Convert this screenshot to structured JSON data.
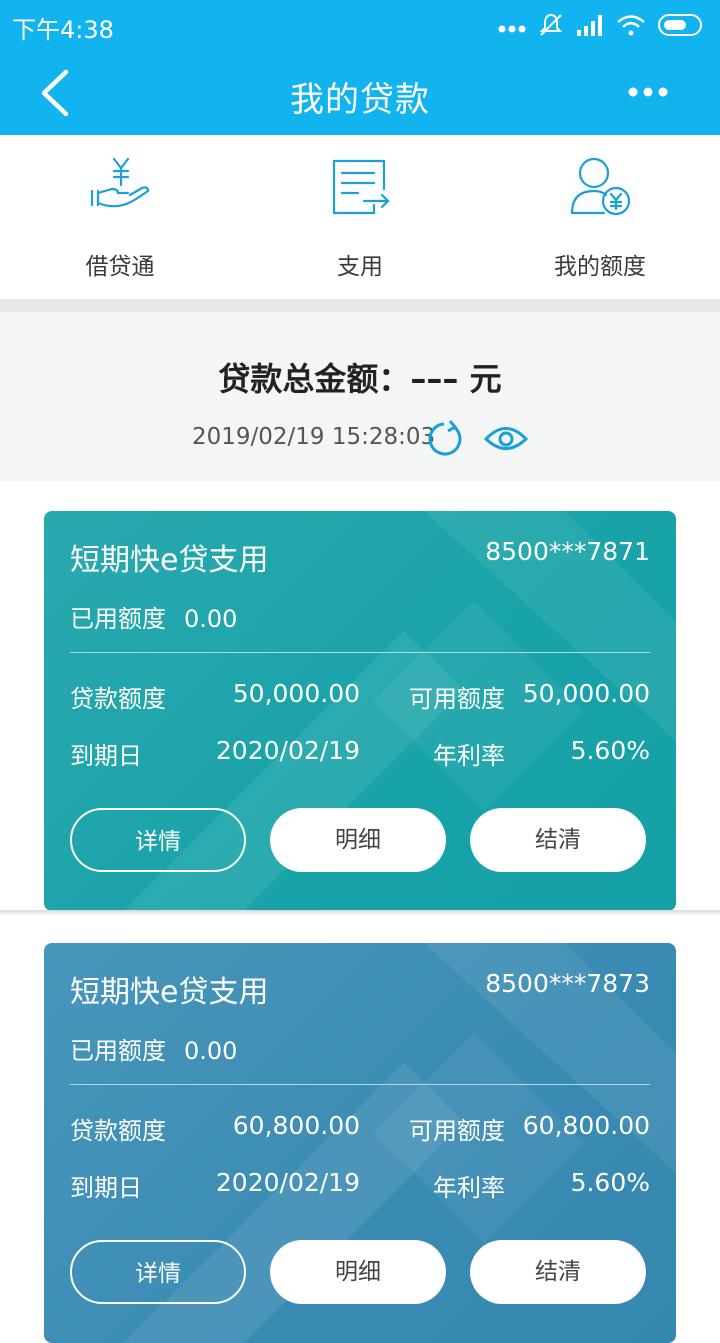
{
  "status_bar": {
    "time": "下午4:38"
  },
  "app_bar": {
    "title": "我的贷款"
  },
  "quick_actions": [
    {
      "label": "借贷通",
      "icon": "hand-yuan-icon"
    },
    {
      "label": "支用",
      "icon": "document-transfer-icon"
    },
    {
      "label": "我的额度",
      "icon": "user-yuan-icon"
    }
  ],
  "summary": {
    "total_label": "贷款总金额：",
    "total_value": "––– 元",
    "timestamp": "2019/02/19 15:28:03"
  },
  "cards": [
    {
      "name": "短期快e贷支用",
      "account": "8500***7871",
      "used_label": "已用额度",
      "used_value": "0.00",
      "loan_limit_label": "贷款额度",
      "loan_limit_value": "50,000.00",
      "available_label": "可用额度",
      "available_value": "50,000.00",
      "due_label": "到期日",
      "due_value": "2020/02/19",
      "rate_label": "年利率",
      "rate_value": "5.60%",
      "buttons": [
        "详情",
        "明细",
        "结清"
      ],
      "color": "#1aa5ab"
    },
    {
      "name": "短期快e贷支用",
      "account": "8500***7873",
      "used_label": "已用额度",
      "used_value": "0.00",
      "loan_limit_label": "贷款额度",
      "loan_limit_value": "60,800.00",
      "available_label": "可用额度",
      "available_value": "60,800.00",
      "due_label": "到期日",
      "due_value": "2020/02/19",
      "rate_label": "年利率",
      "rate_value": "5.60%",
      "buttons": [
        "详情",
        "明细",
        "结清"
      ],
      "color": "#3a8bb3"
    }
  ],
  "colors": {
    "brand": "#12b4ef",
    "icon": "#1a9fd8"
  }
}
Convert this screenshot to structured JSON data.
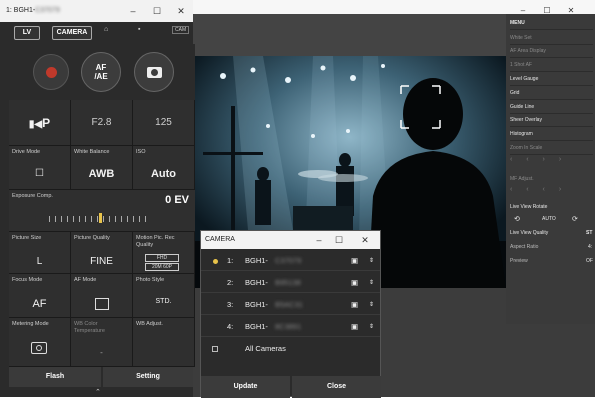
{
  "left_window": {
    "title": "1: BGH1-",
    "title_blur": "C37079",
    "controls": [
      "–",
      "☐",
      "✕"
    ],
    "lv_label": "LV",
    "camera_label": "CAMERA",
    "tally_label": "CAM",
    "afae_label": "AF\n/AE",
    "cells": [
      {
        "label": "",
        "value": "P"
      },
      {
        "label": "",
        "value": "F2.8"
      },
      {
        "label": "",
        "value": "125"
      },
      {
        "label": "Drive Mode",
        "value": "☐"
      },
      {
        "label": "White Balance",
        "value": "AWB"
      },
      {
        "label": "ISO",
        "value": "Auto"
      }
    ],
    "exposure": {
      "label": "Exposure Comp.",
      "value": "0 EV"
    },
    "cells2": [
      {
        "label": "Picture Size",
        "value": "L"
      },
      {
        "label": "Picture Quality",
        "value": "FINE"
      },
      {
        "label": "Motion Pic. Rec Quality",
        "value": "FHD",
        "sub": "20M  60P"
      },
      {
        "label": "Focus Mode",
        "value": "AF"
      },
      {
        "label": "AF Mode",
        "value": ""
      },
      {
        "label": "Photo Style",
        "value": "STD."
      },
      {
        "label": "Metering Mode",
        "value": ""
      },
      {
        "label": "WB Color Temperature",
        "value": "-"
      },
      {
        "label": "WB Adjust.",
        "value": ""
      }
    ],
    "flash_label": "Flash",
    "setting_label": "Setting"
  },
  "main_window": {
    "controls": [
      "–",
      "☐",
      "✕"
    ]
  },
  "menu": {
    "title": "MENU",
    "items": [
      {
        "label": "White Set",
        "dim": true
      },
      {
        "label": "AF Area Display",
        "dim": true
      },
      {
        "label": "1 Shot AF",
        "dim": true
      },
      {
        "label": "Level Gauge",
        "dim": false
      },
      {
        "label": "Grid",
        "dim": false
      },
      {
        "label": "Guide Line",
        "dim": false
      },
      {
        "label": "Sheer Overlay",
        "dim": false
      },
      {
        "label": "Histogram",
        "dim": false
      },
      {
        "label": "Zoom In Scale",
        "dim": true
      }
    ],
    "mf_label": "MF Adjust.",
    "rotate_label": "Live View Rotate",
    "auto_label": "AUTO",
    "quality_label": "Live View Quality",
    "quality_value": "ST",
    "aspect_label": "Aspect Ratio",
    "aspect_value": "4:",
    "preview_label": "Preview",
    "preview_value": "OF"
  },
  "dialog": {
    "title": "CAMERA",
    "controls": [
      "–",
      "☐",
      "✕"
    ],
    "cameras": [
      {
        "num": "1:",
        "name": "BGH1-",
        "blur": "C37079",
        "active": true
      },
      {
        "num": "2:",
        "name": "BGH1-",
        "blur": "B95138",
        "active": false
      },
      {
        "num": "3:",
        "name": "BGH1-",
        "blur": "B5AC31",
        "active": false
      },
      {
        "num": "4:",
        "name": "BGH1-",
        "blur": "8C3891",
        "active": false
      }
    ],
    "all_label": "All Cameras",
    "update_label": "Update",
    "close_label": "Close"
  },
  "colors": {
    "accent": "#e8c34a",
    "record": "#c0392b",
    "dark": "#2b2b2b"
  }
}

### WRITTEN EXERCISE
Find all lines where the word "icon" appears. Copy them.

### REPLY TO THE EXERCISE
      "icon": "hand-yuan-icon"
      "icon": "document-transfer-icon"
      "icon": "user-yuan-icon"
    "icon": "#1a9fd8"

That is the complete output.